* [YOUR INSTRUCTIONS]
Output the material below in full, exactly as it is.

Records from a data collection

########################################

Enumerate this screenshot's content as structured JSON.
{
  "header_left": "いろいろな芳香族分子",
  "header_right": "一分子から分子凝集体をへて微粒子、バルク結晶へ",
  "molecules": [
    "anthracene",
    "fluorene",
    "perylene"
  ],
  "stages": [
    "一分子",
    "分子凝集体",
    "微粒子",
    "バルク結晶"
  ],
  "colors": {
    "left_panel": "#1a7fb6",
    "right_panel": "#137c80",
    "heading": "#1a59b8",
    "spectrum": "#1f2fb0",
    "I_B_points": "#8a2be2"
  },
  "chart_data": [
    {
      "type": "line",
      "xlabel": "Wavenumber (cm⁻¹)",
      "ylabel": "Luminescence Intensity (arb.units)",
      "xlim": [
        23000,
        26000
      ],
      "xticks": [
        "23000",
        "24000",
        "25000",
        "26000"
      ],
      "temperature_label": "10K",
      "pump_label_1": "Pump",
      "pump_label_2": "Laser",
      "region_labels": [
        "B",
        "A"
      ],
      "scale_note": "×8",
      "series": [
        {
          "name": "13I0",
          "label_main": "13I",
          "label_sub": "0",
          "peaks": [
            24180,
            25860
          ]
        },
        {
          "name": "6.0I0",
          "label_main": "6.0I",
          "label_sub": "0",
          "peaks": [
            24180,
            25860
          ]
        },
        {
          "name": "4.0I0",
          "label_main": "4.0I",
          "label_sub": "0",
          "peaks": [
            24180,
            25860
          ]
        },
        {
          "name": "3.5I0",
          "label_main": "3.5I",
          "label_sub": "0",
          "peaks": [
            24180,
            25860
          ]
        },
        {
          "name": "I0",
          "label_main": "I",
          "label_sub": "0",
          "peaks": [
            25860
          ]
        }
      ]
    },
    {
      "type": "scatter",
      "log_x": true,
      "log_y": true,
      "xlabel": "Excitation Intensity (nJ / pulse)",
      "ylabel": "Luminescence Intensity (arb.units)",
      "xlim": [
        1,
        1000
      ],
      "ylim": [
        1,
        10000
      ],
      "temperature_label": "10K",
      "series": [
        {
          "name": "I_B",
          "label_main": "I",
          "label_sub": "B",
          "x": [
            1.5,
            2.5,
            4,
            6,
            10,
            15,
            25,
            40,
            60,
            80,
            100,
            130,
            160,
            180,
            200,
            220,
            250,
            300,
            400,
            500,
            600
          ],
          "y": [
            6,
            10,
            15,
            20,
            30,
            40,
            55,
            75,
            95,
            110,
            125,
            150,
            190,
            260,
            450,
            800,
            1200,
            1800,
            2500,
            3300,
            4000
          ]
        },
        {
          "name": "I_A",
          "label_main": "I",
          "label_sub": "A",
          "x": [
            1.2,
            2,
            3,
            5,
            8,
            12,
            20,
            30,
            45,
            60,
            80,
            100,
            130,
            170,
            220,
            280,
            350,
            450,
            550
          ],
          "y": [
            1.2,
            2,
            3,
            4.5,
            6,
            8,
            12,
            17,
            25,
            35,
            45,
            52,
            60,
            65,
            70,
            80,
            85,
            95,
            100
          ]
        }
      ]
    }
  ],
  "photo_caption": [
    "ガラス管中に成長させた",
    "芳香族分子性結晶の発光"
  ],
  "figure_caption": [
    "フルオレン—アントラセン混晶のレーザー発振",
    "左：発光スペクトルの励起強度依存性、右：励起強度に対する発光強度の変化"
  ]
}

########################################

* [THE SOLUTION]
Enumerate this screenshot's content as structured JSON.
{
  "header_left": "いろいろな芳香族分子",
  "header_right": "一分子から分子凝集体をへて微粒子、バルク結晶へ",
  "molecules": [
    "anthracene",
    "fluorene",
    "perylene"
  ],
  "stages": [
    "一分子",
    "分子凝集体",
    "微粒子",
    "バルク結晶"
  ],
  "colors": {
    "left_panel": "#1a7fb6",
    "right_panel": "#137c80",
    "heading": "#1a59b8",
    "spectrum": "#1f2fb0",
    "I_B_points": "#8a2be2"
  },
  "chart_data": [
    {
      "type": "line",
      "xlabel": "Wavenumber (cm⁻¹)",
      "ylabel": "Luminescence Intensity (arb.units)",
      "xlim": [
        23000,
        26000
      ],
      "xticks": [
        "23000",
        "24000",
        "25000",
        "26000"
      ],
      "temperature_label": "10K",
      "pump_label_1": "Pump",
      "pump_label_2": "Laser",
      "region_labels": [
        "B",
        "A"
      ],
      "scale_note": "×8",
      "series": [
        {
          "name": "13I0",
          "label_main": "13I",
          "label_sub": "0",
          "peaks": [
            24180,
            25860
          ]
        },
        {
          "name": "6.0I0",
          "label_main": "6.0I",
          "label_sub": "0",
          "peaks": [
            24180,
            25860
          ]
        },
        {
          "name": "4.0I0",
          "label_main": "4.0I",
          "label_sub": "0",
          "peaks": [
            24180,
            25860
          ]
        },
        {
          "name": "3.5I0",
          "label_main": "3.5I",
          "label_sub": "0",
          "peaks": [
            24180,
            25860
          ]
        },
        {
          "name": "I0",
          "label_main": "I",
          "label_sub": "0",
          "peaks": [
            25860
          ]
        }
      ]
    },
    {
      "type": "scatter",
      "log_x": true,
      "log_y": true,
      "xlabel": "Excitation Intensity (nJ / pulse)",
      "ylabel": "Luminescence Intensity (arb.units)",
      "xlim": [
        1,
        1000
      ],
      "ylim": [
        1,
        10000
      ],
      "temperature_label": "10K",
      "series": [
        {
          "name": "I_B",
          "label_main": "I",
          "label_sub": "B",
          "x": [
            1.5,
            2.5,
            4,
            6,
            10,
            15,
            25,
            40,
            60,
            80,
            100,
            130,
            160,
            180,
            200,
            220,
            250,
            300,
            400,
            500,
            600
          ],
          "y": [
            6,
            10,
            15,
            20,
            30,
            40,
            55,
            75,
            95,
            110,
            125,
            150,
            190,
            260,
            450,
            800,
            1200,
            1800,
            2500,
            3300,
            4000
          ]
        },
        {
          "name": "I_A",
          "label_main": "I",
          "label_sub": "A",
          "x": [
            1.2,
            2,
            3,
            5,
            8,
            12,
            20,
            30,
            45,
            60,
            80,
            100,
            130,
            170,
            220,
            280,
            350,
            450,
            550
          ],
          "y": [
            1.2,
            2,
            3,
            4.5,
            6,
            8,
            12,
            17,
            25,
            35,
            45,
            52,
            60,
            65,
            70,
            80,
            85,
            95,
            100
          ]
        }
      ]
    }
  ],
  "photo_caption": [
    "ガラス管中に成長させた",
    "芳香族分子性結晶の発光"
  ],
  "figure_caption": [
    "フルオレン—アントラセン混晶のレーザー発振",
    "左：発光スペクトルの励起強度依存性、右：励起強度に対する発光強度の変化"
  ]
}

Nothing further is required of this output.